What is expected
Tally the lines holding the word "SEGÚN" and state the count by itself.
··········
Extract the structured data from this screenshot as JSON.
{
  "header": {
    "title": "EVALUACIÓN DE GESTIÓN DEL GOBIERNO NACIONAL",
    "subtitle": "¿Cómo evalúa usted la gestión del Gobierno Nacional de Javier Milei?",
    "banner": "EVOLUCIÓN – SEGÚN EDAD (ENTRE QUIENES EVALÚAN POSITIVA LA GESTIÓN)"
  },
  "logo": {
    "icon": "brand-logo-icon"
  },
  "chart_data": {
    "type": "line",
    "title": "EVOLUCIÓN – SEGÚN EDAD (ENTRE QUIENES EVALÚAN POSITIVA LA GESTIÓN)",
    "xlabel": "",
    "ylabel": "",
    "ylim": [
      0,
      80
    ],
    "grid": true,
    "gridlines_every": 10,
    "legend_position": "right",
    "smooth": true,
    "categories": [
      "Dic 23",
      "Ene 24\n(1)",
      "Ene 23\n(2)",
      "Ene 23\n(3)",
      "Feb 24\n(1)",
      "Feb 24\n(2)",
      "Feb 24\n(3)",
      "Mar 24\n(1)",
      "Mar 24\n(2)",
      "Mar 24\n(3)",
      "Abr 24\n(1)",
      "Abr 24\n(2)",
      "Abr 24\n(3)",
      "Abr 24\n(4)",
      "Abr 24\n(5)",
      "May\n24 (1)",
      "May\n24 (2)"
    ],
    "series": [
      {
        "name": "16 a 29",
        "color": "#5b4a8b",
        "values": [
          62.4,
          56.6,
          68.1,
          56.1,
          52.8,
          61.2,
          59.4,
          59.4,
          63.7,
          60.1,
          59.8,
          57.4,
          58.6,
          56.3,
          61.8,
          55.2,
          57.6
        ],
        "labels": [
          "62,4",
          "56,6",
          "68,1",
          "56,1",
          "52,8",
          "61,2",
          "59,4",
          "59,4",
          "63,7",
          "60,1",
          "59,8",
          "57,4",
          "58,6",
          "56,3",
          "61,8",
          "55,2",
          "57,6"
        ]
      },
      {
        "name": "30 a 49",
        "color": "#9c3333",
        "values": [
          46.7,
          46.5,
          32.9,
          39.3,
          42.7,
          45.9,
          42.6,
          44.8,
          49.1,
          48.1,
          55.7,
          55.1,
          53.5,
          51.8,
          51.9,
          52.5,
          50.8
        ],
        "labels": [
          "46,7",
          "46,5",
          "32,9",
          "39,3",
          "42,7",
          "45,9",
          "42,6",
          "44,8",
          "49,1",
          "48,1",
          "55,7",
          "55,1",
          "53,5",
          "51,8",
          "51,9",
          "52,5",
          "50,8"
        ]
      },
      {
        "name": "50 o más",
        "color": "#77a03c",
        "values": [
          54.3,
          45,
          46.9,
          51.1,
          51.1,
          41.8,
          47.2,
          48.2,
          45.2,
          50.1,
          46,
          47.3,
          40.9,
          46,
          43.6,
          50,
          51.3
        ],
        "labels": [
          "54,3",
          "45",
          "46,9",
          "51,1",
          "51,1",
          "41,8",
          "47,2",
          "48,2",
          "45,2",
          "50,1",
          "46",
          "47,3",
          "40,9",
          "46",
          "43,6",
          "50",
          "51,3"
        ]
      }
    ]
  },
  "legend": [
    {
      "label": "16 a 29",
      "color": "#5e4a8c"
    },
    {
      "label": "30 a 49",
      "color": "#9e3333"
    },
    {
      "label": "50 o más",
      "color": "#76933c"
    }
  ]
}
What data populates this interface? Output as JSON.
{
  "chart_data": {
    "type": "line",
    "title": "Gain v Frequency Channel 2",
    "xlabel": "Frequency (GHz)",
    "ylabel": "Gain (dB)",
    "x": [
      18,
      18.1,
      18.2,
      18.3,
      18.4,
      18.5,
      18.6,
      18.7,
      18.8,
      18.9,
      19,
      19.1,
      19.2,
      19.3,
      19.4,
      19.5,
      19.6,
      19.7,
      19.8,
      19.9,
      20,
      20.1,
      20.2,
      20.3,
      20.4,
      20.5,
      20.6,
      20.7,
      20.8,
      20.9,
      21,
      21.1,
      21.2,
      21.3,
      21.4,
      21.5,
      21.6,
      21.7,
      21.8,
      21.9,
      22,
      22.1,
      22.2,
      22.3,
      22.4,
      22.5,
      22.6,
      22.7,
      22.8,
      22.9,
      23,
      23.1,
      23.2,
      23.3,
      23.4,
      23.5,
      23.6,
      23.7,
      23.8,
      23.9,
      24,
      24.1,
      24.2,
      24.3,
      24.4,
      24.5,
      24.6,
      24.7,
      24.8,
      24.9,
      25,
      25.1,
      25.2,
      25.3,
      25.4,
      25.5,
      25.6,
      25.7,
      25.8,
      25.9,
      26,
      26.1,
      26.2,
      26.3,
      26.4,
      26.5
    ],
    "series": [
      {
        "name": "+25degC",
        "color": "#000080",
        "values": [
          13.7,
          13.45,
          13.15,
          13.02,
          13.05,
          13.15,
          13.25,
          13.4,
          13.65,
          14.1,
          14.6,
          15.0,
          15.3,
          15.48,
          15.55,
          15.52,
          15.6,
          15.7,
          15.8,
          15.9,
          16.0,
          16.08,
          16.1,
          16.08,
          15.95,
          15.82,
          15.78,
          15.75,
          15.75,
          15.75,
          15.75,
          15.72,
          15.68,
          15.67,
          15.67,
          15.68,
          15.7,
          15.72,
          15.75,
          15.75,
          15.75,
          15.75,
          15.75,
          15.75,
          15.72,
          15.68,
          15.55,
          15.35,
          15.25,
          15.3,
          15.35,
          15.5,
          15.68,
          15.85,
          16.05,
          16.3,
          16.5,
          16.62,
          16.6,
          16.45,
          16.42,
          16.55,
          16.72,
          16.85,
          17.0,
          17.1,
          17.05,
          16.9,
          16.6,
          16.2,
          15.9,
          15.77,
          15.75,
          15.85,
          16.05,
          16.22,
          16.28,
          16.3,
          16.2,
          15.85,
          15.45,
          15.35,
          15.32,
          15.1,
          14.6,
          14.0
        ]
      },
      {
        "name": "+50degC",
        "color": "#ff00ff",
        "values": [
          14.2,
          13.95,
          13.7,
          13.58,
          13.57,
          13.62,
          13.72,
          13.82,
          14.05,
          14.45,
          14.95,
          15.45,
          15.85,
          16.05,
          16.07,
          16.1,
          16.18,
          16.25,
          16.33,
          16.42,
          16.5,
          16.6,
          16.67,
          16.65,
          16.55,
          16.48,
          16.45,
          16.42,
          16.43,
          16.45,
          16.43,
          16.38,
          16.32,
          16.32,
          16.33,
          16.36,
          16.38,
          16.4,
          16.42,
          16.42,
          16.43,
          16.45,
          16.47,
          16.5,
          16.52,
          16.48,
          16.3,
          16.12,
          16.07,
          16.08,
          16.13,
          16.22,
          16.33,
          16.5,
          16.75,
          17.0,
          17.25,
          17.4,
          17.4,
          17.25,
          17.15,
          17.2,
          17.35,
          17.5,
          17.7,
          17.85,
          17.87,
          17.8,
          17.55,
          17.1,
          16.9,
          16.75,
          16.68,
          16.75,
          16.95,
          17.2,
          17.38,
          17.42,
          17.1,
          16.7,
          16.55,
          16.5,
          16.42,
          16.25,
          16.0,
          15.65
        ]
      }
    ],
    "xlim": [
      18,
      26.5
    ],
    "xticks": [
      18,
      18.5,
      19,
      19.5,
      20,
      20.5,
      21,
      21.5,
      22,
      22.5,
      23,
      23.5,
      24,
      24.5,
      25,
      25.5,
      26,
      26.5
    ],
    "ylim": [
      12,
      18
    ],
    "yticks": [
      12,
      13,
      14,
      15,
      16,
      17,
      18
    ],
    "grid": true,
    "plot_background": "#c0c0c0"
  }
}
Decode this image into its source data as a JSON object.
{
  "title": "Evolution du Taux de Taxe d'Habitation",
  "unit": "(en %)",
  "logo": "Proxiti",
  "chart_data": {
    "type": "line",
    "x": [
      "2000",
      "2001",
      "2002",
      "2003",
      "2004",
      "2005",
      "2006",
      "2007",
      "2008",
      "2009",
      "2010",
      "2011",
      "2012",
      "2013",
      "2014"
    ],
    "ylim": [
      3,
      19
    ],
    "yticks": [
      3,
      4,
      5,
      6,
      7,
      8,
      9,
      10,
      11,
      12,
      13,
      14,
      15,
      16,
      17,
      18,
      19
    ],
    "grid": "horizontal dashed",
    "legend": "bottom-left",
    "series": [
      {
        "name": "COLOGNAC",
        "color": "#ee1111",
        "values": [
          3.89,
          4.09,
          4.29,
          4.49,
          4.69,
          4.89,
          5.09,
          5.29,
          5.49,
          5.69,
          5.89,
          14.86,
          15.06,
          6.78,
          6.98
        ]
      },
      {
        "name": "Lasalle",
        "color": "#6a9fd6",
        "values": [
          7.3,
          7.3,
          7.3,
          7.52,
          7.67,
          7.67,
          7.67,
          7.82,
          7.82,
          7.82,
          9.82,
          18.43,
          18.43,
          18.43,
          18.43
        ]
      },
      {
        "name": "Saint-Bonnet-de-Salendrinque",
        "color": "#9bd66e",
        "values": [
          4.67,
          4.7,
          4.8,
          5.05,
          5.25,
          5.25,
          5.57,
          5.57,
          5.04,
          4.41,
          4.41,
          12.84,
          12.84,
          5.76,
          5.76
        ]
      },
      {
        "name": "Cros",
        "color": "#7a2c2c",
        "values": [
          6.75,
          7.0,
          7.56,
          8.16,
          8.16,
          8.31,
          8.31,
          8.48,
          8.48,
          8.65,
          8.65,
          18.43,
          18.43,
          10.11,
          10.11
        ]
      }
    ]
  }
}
··········
Correct result
2